::: RECORD EXCERPTS :::

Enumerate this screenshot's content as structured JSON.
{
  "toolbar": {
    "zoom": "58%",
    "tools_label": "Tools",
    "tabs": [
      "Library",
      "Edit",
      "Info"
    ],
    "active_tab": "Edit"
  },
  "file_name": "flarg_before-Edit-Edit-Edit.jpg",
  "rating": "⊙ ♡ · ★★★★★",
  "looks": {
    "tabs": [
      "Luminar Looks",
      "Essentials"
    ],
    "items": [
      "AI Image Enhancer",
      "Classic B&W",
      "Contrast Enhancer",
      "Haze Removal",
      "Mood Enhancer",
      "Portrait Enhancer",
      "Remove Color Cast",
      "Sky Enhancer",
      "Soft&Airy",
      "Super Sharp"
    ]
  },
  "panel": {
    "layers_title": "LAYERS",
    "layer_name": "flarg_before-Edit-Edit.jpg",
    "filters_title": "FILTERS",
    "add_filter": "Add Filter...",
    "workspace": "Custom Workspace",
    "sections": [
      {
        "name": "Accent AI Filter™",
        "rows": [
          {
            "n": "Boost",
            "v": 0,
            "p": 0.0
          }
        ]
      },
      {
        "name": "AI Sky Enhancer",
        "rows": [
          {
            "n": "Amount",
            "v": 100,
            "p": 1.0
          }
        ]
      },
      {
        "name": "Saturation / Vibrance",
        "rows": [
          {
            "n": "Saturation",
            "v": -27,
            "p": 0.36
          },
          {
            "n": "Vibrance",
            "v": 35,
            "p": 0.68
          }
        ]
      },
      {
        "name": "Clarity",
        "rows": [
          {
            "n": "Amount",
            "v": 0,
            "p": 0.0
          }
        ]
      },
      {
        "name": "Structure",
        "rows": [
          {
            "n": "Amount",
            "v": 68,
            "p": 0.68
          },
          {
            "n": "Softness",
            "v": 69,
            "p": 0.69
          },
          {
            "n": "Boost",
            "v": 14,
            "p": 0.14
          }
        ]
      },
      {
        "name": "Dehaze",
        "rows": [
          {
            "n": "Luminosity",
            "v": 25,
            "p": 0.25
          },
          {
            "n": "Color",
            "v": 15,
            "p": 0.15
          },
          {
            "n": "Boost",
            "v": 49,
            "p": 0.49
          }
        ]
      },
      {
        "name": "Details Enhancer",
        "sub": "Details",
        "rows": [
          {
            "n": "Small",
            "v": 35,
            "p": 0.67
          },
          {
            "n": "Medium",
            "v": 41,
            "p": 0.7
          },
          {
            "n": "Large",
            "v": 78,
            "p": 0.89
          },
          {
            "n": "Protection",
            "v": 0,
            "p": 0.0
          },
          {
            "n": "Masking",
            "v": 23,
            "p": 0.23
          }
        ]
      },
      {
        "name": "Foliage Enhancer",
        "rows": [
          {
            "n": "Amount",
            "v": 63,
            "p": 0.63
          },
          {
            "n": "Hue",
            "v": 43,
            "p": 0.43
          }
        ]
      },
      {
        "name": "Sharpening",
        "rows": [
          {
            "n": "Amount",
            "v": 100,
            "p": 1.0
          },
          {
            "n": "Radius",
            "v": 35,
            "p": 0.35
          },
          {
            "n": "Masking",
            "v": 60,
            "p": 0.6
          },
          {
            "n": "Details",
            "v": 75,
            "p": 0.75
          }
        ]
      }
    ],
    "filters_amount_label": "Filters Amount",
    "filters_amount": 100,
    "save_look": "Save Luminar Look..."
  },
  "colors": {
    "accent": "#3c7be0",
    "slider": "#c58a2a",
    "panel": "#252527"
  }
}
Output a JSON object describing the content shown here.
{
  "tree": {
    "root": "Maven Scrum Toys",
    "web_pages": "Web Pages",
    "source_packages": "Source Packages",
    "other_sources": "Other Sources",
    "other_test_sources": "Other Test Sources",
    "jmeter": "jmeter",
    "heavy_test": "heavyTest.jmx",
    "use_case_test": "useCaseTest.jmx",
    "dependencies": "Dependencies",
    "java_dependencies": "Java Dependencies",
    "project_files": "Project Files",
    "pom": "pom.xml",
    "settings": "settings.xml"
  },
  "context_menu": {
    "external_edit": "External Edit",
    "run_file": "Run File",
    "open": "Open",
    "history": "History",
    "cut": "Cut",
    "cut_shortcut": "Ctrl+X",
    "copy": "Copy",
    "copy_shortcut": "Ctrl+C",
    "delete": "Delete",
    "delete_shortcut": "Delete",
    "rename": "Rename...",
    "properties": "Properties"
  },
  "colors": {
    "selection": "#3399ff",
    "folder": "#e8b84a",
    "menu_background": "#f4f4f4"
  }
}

:::

▸ SET TASK:
Return every line from the one holding "Output a JSON" through the end of the data, exactly as it appears, with both ends kept and nothing else.

▸ ANSWER BELOW:
Output a JSON object describing the content shown here.
{
  "tree": {
    "root": "Maven Scrum Toys",
    "web_pages": "Web Pages",
    "source_packages": "Source Packages",
    "other_sources": "Other Sources",
    "other_test_sources": "Other Test Sources",
    "jmeter": "jmeter",
    "heavy_test": "heavyTest.jmx",
    "use_case_test": "useCaseTest.jmx",
    "dependencies": "Dependencies",
    "java_dependencies": "Java Dependencies",
    "project_files": "Project Files",
    "pom": "pom.xml",
    "settings": "settings.xml"
  },
  "context_menu": {
    "external_edit": "External Edit",
    "run_file": "Run File",
    "open": "Open",
    "history": "History",
    "cut": "Cut",
    "cut_shortcut": "Ctrl+X",
    "copy": "Copy",
    "copy_shortcut": "Ctrl+C",
    "delete": "Delete",
    "delete_shortcut": "Delete",
    "rename": "Rename...",
    "properties": "Properties"
  },
  "colors": {
    "selection": "#3399ff",
    "folder": "#e8b84a",
    "menu_background": "#f4f4f4"
  }
}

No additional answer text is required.